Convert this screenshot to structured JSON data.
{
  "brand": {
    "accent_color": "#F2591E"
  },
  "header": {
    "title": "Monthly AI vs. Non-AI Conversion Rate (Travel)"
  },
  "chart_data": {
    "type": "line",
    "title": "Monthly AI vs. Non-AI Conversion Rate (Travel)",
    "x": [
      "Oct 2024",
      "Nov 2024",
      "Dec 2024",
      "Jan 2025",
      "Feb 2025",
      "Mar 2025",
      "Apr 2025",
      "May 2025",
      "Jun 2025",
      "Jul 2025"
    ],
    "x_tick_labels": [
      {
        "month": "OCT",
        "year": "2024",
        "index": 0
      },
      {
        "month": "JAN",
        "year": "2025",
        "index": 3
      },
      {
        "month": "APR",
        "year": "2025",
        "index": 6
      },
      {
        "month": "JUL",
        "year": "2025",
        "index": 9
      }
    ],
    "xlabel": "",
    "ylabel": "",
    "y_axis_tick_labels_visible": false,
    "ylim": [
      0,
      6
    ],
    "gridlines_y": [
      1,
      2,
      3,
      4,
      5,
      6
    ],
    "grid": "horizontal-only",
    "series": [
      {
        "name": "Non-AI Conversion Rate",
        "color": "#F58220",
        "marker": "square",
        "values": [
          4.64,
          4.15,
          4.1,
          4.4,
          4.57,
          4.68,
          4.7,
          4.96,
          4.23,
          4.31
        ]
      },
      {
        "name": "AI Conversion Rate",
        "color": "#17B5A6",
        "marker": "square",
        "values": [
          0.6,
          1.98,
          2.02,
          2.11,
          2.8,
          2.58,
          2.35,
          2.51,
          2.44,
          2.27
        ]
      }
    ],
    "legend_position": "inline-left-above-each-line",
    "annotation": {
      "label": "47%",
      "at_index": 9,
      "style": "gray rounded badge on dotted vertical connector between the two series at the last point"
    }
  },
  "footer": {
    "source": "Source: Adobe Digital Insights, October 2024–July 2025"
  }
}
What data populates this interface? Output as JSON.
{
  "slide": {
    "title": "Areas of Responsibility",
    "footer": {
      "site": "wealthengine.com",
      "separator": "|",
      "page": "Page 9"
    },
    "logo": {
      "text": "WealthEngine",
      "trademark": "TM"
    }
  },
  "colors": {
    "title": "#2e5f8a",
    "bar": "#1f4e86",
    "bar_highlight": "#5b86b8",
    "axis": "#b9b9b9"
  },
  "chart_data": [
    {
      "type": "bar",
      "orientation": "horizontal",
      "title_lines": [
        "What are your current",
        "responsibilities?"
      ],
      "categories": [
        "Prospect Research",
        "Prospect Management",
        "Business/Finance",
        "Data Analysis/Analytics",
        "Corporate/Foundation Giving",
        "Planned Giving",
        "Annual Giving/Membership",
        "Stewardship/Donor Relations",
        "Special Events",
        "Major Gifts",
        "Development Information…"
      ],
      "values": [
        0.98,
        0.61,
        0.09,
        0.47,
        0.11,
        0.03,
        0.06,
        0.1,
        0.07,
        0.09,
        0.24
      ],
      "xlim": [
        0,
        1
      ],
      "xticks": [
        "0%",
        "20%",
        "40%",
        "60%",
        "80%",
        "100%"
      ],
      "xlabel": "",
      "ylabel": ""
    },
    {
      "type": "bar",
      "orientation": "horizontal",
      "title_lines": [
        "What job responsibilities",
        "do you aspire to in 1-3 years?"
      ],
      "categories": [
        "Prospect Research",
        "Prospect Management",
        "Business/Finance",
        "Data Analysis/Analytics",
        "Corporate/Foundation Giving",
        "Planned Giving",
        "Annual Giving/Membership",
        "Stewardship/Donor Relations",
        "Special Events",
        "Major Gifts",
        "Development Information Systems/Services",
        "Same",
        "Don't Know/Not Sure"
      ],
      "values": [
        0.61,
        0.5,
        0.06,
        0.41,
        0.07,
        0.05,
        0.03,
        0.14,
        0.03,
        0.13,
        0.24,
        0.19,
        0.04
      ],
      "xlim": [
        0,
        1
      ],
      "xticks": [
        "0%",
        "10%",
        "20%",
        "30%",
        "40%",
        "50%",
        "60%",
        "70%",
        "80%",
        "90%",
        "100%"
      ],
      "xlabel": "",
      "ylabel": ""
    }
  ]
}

#### Exercise requirements
Write out the records above again, keeping each one identical to the original.

#### Expected answer
Convert this screenshot to structured JSON data.
{
  "brand": {
    "accent_color": "#F2591E"
  },
  "header": {
    "title": "Monthly AI vs. Non-AI Conversion Rate (Travel)"
  },
  "chart_data": {
    "type": "line",
    "title": "Monthly AI vs. Non-AI Conversion Rate (Travel)",
    "x": [
      "Oct 2024",
      "Nov 2024",
      "Dec 2024",
      "Jan 2025",
      "Feb 2025",
      "Mar 2025",
      "Apr 2025",
      "May 2025",
      "Jun 2025",
      "Jul 2025"
    ],
    "x_tick_labels": [
      {
        "month": "OCT",
        "year": "2024",
        "index": 0
      },
      {
        "month": "JAN",
        "year": "2025",
        "index": 3
      },
      {
        "month": "APR",
        "year": "2025",
        "index": 6
      },
      {
        "month": "JUL",
        "year": "2025",
        "index": 9
      }
    ],
    "xlabel": "",
    "ylabel": "",
    "y_axis_tick_labels_visible": false,
    "ylim": [
      0,
      6
    ],
    "gridlines_y": [
      1,
      2,
      3,
      4,
      5,
      6
    ],
    "grid": "horizontal-only",
    "series": [
      {
        "name": "Non-AI Conversion Rate",
        "color": "#F58220",
        "marker": "square",
        "values": [
          4.64,
          4.15,
          4.1,
          4.4,
          4.57,
          4.68,
          4.7,
          4.96,
          4.23,
          4.31
        ]
      },
      {
        "name": "AI Conversion Rate",
        "color": "#17B5A6",
        "marker": "square",
        "values": [
          0.6,
          1.98,
          2.02,
          2.11,
          2.8,
          2.58,
          2.35,
          2.51,
          2.44,
          2.27
        ]
      }
    ],
    "legend_position": "inline-left-above-each-line",
    "annotation": {
      "label": "47%",
      "at_index": 9,
      "style": "gray rounded badge on dotted vertical connector between the two series at the last point"
    }
  },
  "footer": {
    "source": "Source: Adobe Digital Insights, October 2024–July 2025"
  }
}
What data populates this interface? Output as JSON.
{
  "slide": {
    "title": "Areas of Responsibility",
    "footer": {
      "site": "wealthengine.com",
      "separator": "|",
      "page": "Page 9"
    },
    "logo": {
      "text": "WealthEngine",
      "trademark": "TM"
    }
  },
  "colors": {
    "title": "#2e5f8a",
    "bar": "#1f4e86",
    "bar_highlight": "#5b86b8",
    "axis": "#b9b9b9"
  },
  "chart_data": [
    {
      "type": "bar",
      "orientation": "horizontal",
      "title_lines": [
        "What are your current",
        "responsibilities?"
      ],
      "categories": [
        "Prospect Research",
        "Prospect Management",
        "Business/Finance",
        "Data Analysis/Analytics",
        "Corporate/Foundation Giving",
        "Planned Giving",
        "Annual Giving/Membership",
        "Stewardship/Donor Relations",
        "Special Events",
        "Major Gifts",
        "Development Information…"
      ],
      "values": [
        0.98,
        0.61,
        0.09,
        0.47,
        0.11,
        0.03,
        0.06,
        0.1,
        0.07,
        0.09,
        0.24
      ],
      "xlim": [
        0,
        1
      ],
      "xticks": [
        "0%",
        "20%",
        "40%",
        "60%",
        "80%",
        "100%"
      ],
      "xlabel": "",
      "ylabel": ""
    },
    {
      "type": "bar",
      "orientation": "horizontal",
      "title_lines": [
        "What job responsibilities",
        "do you aspire to in 1-3 years?"
      ],
      "categories": [
        "Prospect Research",
        "Prospect Management",
        "Business/Finance",
        "Data Analysis/Analytics",
        "Corporate/Foundation Giving",
        "Planned Giving",
        "Annual Giving/Membership",
        "Stewardship/Donor Relations",
        "Special Events",
        "Major Gifts",
        "Development Information Systems/Services",
        "Same",
        "Don't Know/Not Sure"
      ],
      "values": [
        0.61,
        0.5,
        0.06,
        0.41,
        0.07,
        0.05,
        0.03,
        0.14,
        0.03,
        0.13,
        0.24,
        0.19,
        0.04
      ],
      "xlim": [
        0,
        1
      ],
      "xticks": [
        "0%",
        "10%",
        "20%",
        "30%",
        "40%",
        "50%",
        "60%",
        "70%",
        "80%",
        "90%",
        "100%"
      ],
      "xlabel": "",
      "ylabel": ""
    }
  ]
}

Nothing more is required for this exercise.